**Listed records**.
##########

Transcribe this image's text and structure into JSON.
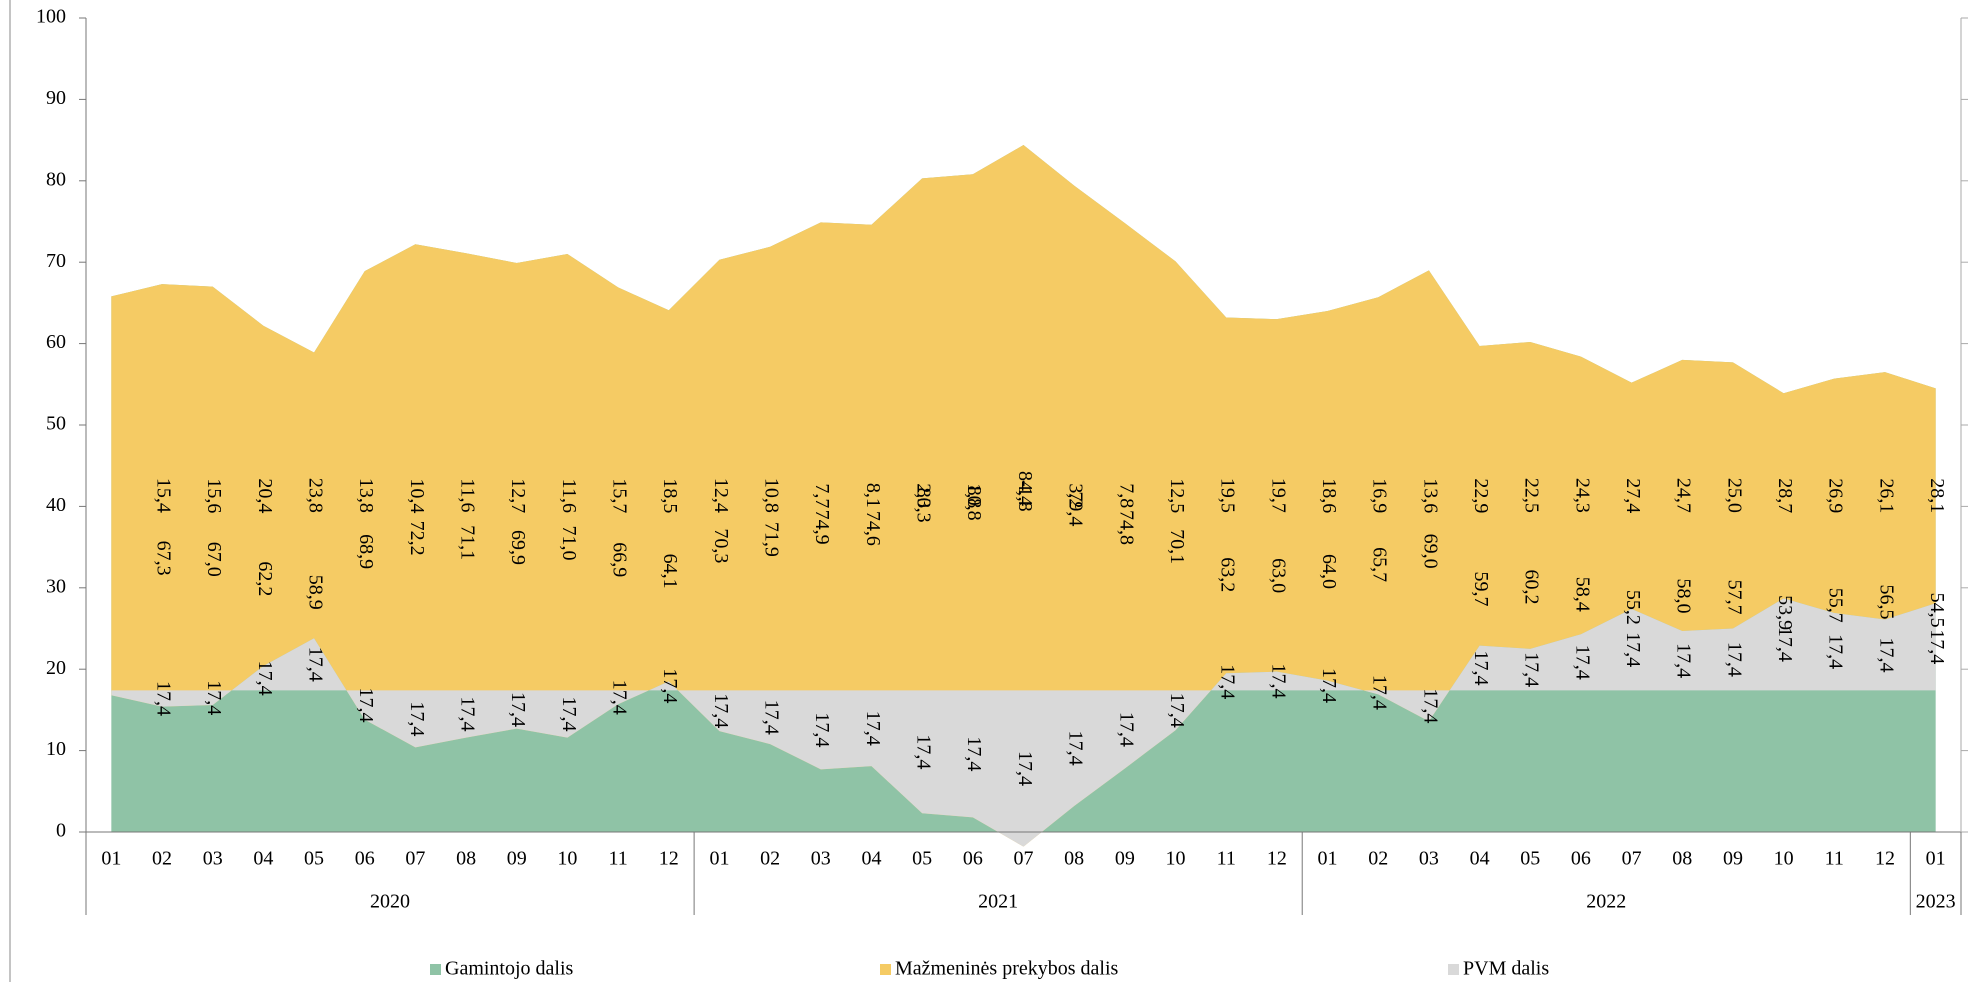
{
  "chart_data": {
    "type": "stacked_area",
    "category_groups": [
      {
        "name": "2020",
        "categories": [
          "01",
          "02",
          "03",
          "04",
          "05",
          "06",
          "07",
          "08",
          "09",
          "10",
          "11",
          "12"
        ]
      },
      {
        "name": "2021",
        "categories": [
          "01",
          "02",
          "03",
          "04",
          "05",
          "06",
          "07",
          "08",
          "09",
          "10",
          "11",
          "12"
        ]
      },
      {
        "name": "2022",
        "categories": [
          "01",
          "02",
          "03",
          "04",
          "05",
          "06",
          "07",
          "08",
          "09",
          "10",
          "11",
          "12"
        ]
      },
      {
        "name": "2023",
        "categories": [
          "01"
        ]
      }
    ],
    "ylim": [
      0,
      100
    ],
    "yticks": [
      0,
      10,
      20,
      30,
      40,
      50,
      60,
      70,
      80,
      90,
      100
    ],
    "legend": "bottom",
    "series": [
      {
        "name": "Gamintojo dalis",
        "color": "#8fc3a6",
        "values": [
          65.8,
          67.3,
          67.0,
          62.2,
          58.9,
          68.9,
          72.2,
          71.1,
          69.9,
          71.0,
          66.9,
          64.1,
          70.3,
          71.9,
          74.9,
          74.6,
          80.3,
          80.8,
          84.4,
          79.4,
          74.8,
          70.1,
          63.2,
          63.0,
          64.0,
          65.7,
          69.0,
          59.7,
          60.2,
          58.4,
          55.2,
          58.0,
          57.7,
          53.9,
          55.7,
          56.5,
          54.5
        ],
        "value_labels": [
          null,
          "67,3",
          "67,0",
          "62,2",
          "58,9",
          "68,9",
          "72,2",
          "71,1",
          "69,9",
          "71,0",
          "66,9",
          "64,1",
          "70,3",
          "71,9",
          "74,9",
          "74,6",
          "80,3",
          "80,8",
          "84,4",
          "79,4",
          "74,8",
          "70,1",
          "63,2",
          "63,0",
          "64,0",
          "65,7",
          "69,0",
          "59,7",
          "60,2",
          "58,4",
          "55,2",
          "58,0",
          "57,7",
          "53,9",
          "55,7",
          "56,5",
          "54,5"
        ]
      },
      {
        "name": "Mažmeninės prekybos dalis",
        "color": "#f5cb64",
        "values": [
          16.8,
          15.4,
          15.6,
          20.4,
          23.8,
          13.8,
          10.4,
          11.6,
          12.7,
          11.6,
          15.7,
          18.5,
          12.4,
          10.8,
          7.7,
          8.1,
          2.3,
          1.8,
          -1.8,
          3.2,
          7.8,
          12.5,
          19.5,
          19.7,
          18.6,
          16.9,
          13.6,
          22.9,
          22.5,
          24.3,
          27.4,
          24.7,
          25.0,
          28.7,
          26.9,
          26.1,
          28.1
        ],
        "value_labels": [
          null,
          "15,4",
          "15,6",
          "20,4",
          "23,8",
          "13,8",
          "10,4",
          "11,6",
          "12,7",
          "11,6",
          "15,7",
          "18,5",
          "12,4",
          "10,8",
          "7,7",
          "8,1",
          "2,3",
          "1,8",
          "-1,8",
          "3,2",
          "7,8",
          "12,5",
          "19,5",
          "19,7",
          "18,6",
          "16,9",
          "13,6",
          "22,9",
          "22,5",
          "24,3",
          "27,4",
          "24,7",
          "25,0",
          "28,7",
          "26,9",
          "26,1",
          "28,1"
        ]
      },
      {
        "name": "PVM dalis",
        "color": "#d9d9d9",
        "values": [
          17.4,
          17.4,
          17.4,
          17.4,
          17.4,
          17.4,
          17.4,
          17.4,
          17.4,
          17.4,
          17.4,
          17.4,
          17.4,
          17.4,
          17.4,
          17.4,
          17.4,
          17.4,
          17.4,
          17.4,
          17.4,
          17.4,
          17.4,
          17.4,
          17.4,
          17.4,
          17.4,
          17.4,
          17.4,
          17.4,
          17.4,
          17.4,
          17.4,
          17.4,
          17.4,
          17.4,
          17.4
        ],
        "value_labels": [
          null,
          "17,4",
          "17,4",
          "17,4",
          "17,4",
          "17,4",
          "17,4",
          "17,4",
          "17,4",
          "17,4",
          "17,4",
          "17,4",
          "17,4",
          "17,4",
          "17,4",
          "17,4",
          "17,4",
          "17,4",
          "17,4",
          "17,4",
          "17,4",
          "17,4",
          "17,4",
          "17,4",
          "17,4",
          "17,4",
          "17,4",
          "17,4",
          "17,4",
          "17,4",
          "17,4",
          "17,4",
          "17,4",
          "17,4",
          "17,4",
          "17,4",
          "17,4"
        ]
      }
    ]
  }
}
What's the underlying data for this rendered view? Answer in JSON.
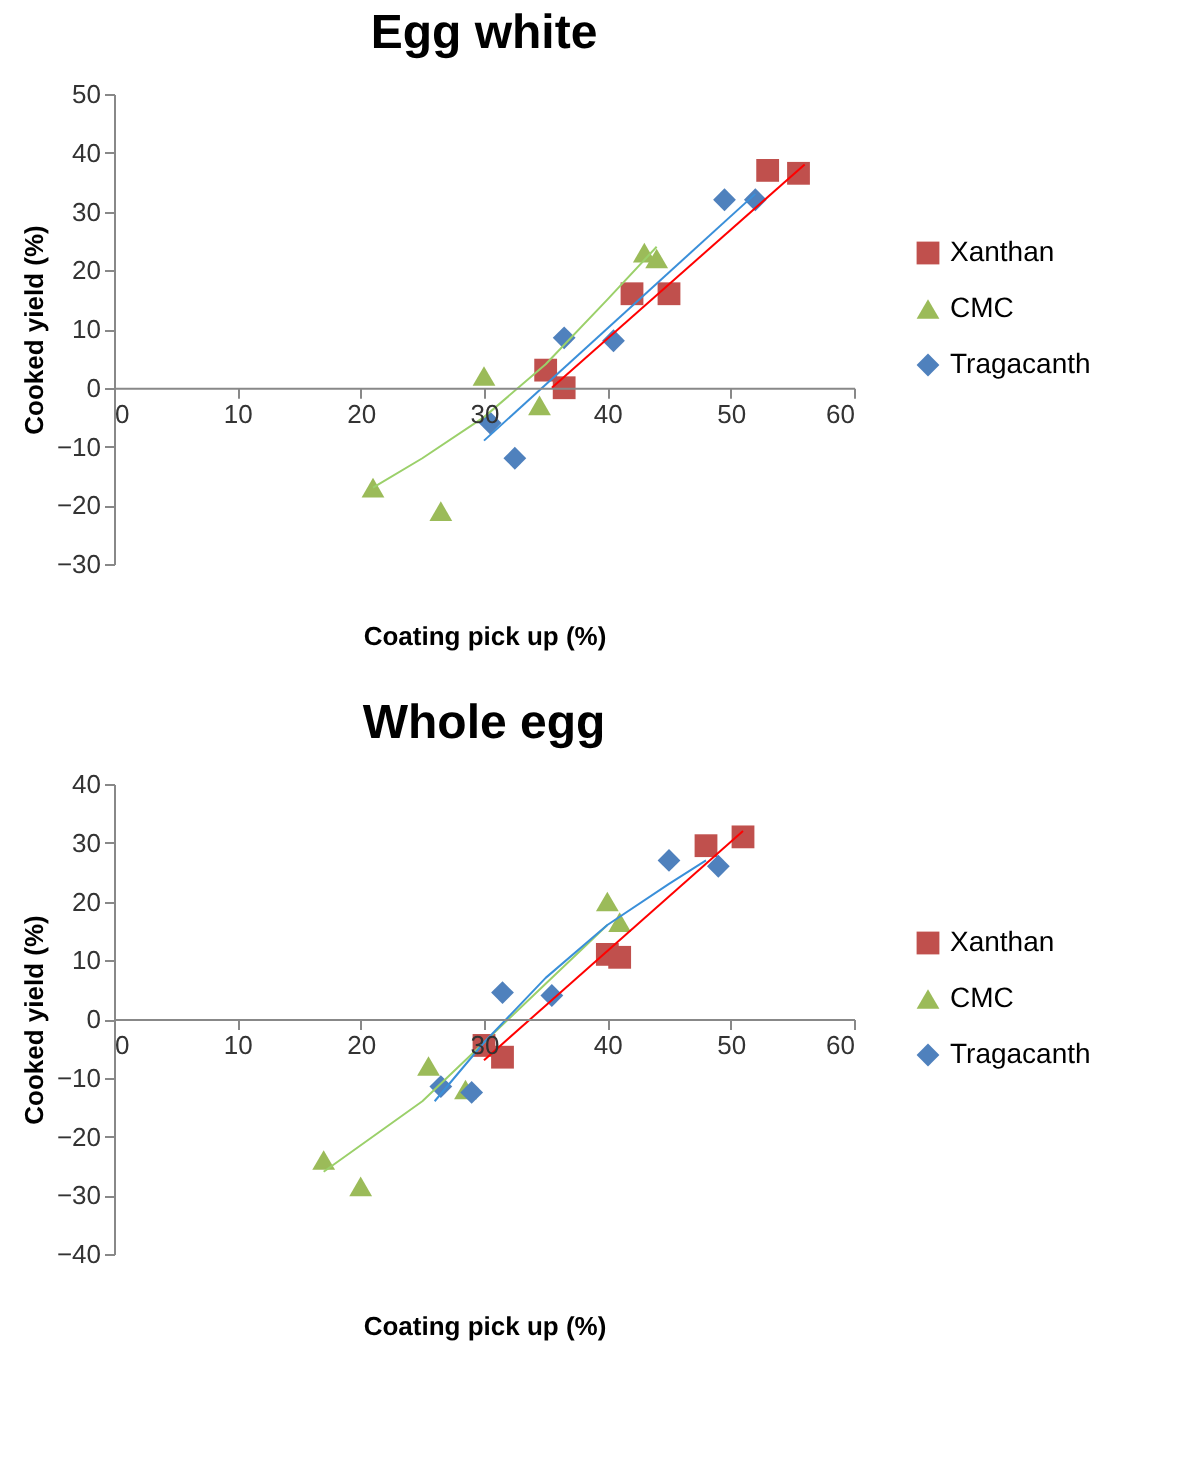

##########

Copy all the records above exactly, but leave out the pictures.

Transcribe this image's text and structure into JSON.
{
  "chart_data": {
    "type": "stacked_area",
    "category_groups": [
      {
        "name": "2020",
        "categories": [
          "01",
          "02",
          "03",
          "04",
          "05",
          "06",
          "07",
          "08",
          "09",
          "10",
          "11",
          "12"
        ]
      },
      {
        "name": "2021",
        "categories": [
          "01",
          "02",
          "03",
          "04",
          "05",
          "06",
          "07",
          "08",
          "09",
          "10",
          "11",
          "12"
        ]
      },
      {
        "name": "2022",
        "categories": [
          "01",
          "02",
          "03",
          "04",
          "05",
          "06",
          "07",
          "08",
          "09",
          "10",
          "11",
          "12"
        ]
      },
      {
        "name": "2023",
        "categories": [
          "01"
        ]
      }
    ],
    "ylim": [
      0,
      100
    ],
    "yticks": [
      0,
      10,
      20,
      30,
      40,
      50,
      60,
      70,
      80,
      90,
      100
    ],
    "legend": "bottom",
    "series": [
      {
        "name": "Gamintojo dalis",
        "color": "#8fc3a6",
        "values": [
          65.8,
          67.3,
          67.0,
          62.2,
          58.9,
          68.9,
          72.2,
          71.1,
          69.9,
          71.0,
          66.9,
          64.1,
          70.3,
          71.9,
          74.9,
          74.6,
          80.3,
          80.8,
          84.4,
          79.4,
          74.8,
          70.1,
          63.2,
          63.0,
          64.0,
          65.7,
          69.0,
          59.7,
          60.2,
          58.4,
          55.2,
          58.0,
          57.7,
          53.9,
          55.7,
          56.5,
          54.5
        ],
        "value_labels": [
          null,
          "67,3",
          "67,0",
          "62,2",
          "58,9",
          "68,9",
          "72,2",
          "71,1",
          "69,9",
          "71,0",
          "66,9",
          "64,1",
          "70,3",
          "71,9",
          "74,9",
          "74,6",
          "80,3",
          "80,8",
          "84,4",
          "79,4",
          "74,8",
          "70,1",
          "63,2",
          "63,0",
          "64,0",
          "65,7",
          "69,0",
          "59,7",
          "60,2",
          "58,4",
          "55,2",
          "58,0",
          "57,7",
          "53,9",
          "55,7",
          "56,5",
          "54,5"
        ]
      },
      {
        "name": "Mažmeninės prekybos dalis",
        "color": "#f5cb64",
        "values": [
          16.8,
          15.4,
          15.6,
          20.4,
          23.8,
          13.8,
          10.4,
          11.6,
          12.7,
          11.6,
          15.7,
          18.5,
          12.4,
          10.8,
          7.7,
          8.1,
          2.3,
          1.8,
          -1.8,
          3.2,
          7.8,
          12.5,
          19.5,
          19.7,
          18.6,
          16.9,
          13.6,
          22.9,
          22.5,
          24.3,
          27.4,
          24.7,
          25.0,
          28.7,
          26.9,
          26.1,
          28.1
        ],
        "value_labels": [
          null,
          "15,4",
          "15,6",
          "20,4",
          "23,8",
          "13,8",
          "10,4",
          "11,6",
          "12,7",
          "11,6",
          "15,7",
          "18,5",
          "12,4",
          "10,8",
          "7,7",
          "8,1",
          "2,3",
          "1,8",
          "-1,8",
          "3,2",
          "7,8",
          "12,5",
          "19,5",
          "19,7",
          "18,6",
          "16,9",
          "13,6",
          "22,9",
          "22,5",
          "24,3",
          "27,4",
          "24,7",
          "25,0",
          "28,7",
          "26,9",
          "26,1",
          "28,1"
        ]
      },
      {
        "name": "PVM dalis",
        "color": "#d9d9d9",
        "values": [
          17.4,
          17.4,
          17.4,
          17.4,
          17.4,
          17.4,
          17.4,
          17.4,
          17.4,
          17.4,
          17.4,
          17.4,
          17.4,
          17.4,
          17.4,
          17.4,
          17.4,
          17.4,
          17.4,
          17.4,
          17.4,
          17.4,
          17.4,
          17.4,
          17.4,
          17.4,
          17.4,
          17.4,
          17.4,
          17.4,
          17.4,
          17.4,
          17.4,
          17.4,
          17.4,
          17.4,
          17.4
        ],
        "value_labels": [
          null,
          "17,4",
          "17,4",
          "17,4",
          "17,4",
          "17,4",
          "17,4",
          "17,4",
          "17,4",
          "17,4",
          "17,4",
          "17,4",
          "17,4",
          "17,4",
          "17,4",
          "17,4",
          "17,4",
          "17,4",
          "17,4",
          "17,4",
          "17,4",
          "17,4",
          "17,4",
          "17,4",
          "17,4",
          "17,4",
          "17,4",
          "17,4",
          "17,4",
          "17,4",
          "17,4",
          "17,4",
          "17,4",
          "17,4",
          "17,4",
          "17,4",
          "17,4"
        ]
      }
    ]
  }
}
What's the underlying data for this rendered view? Answer in JSON.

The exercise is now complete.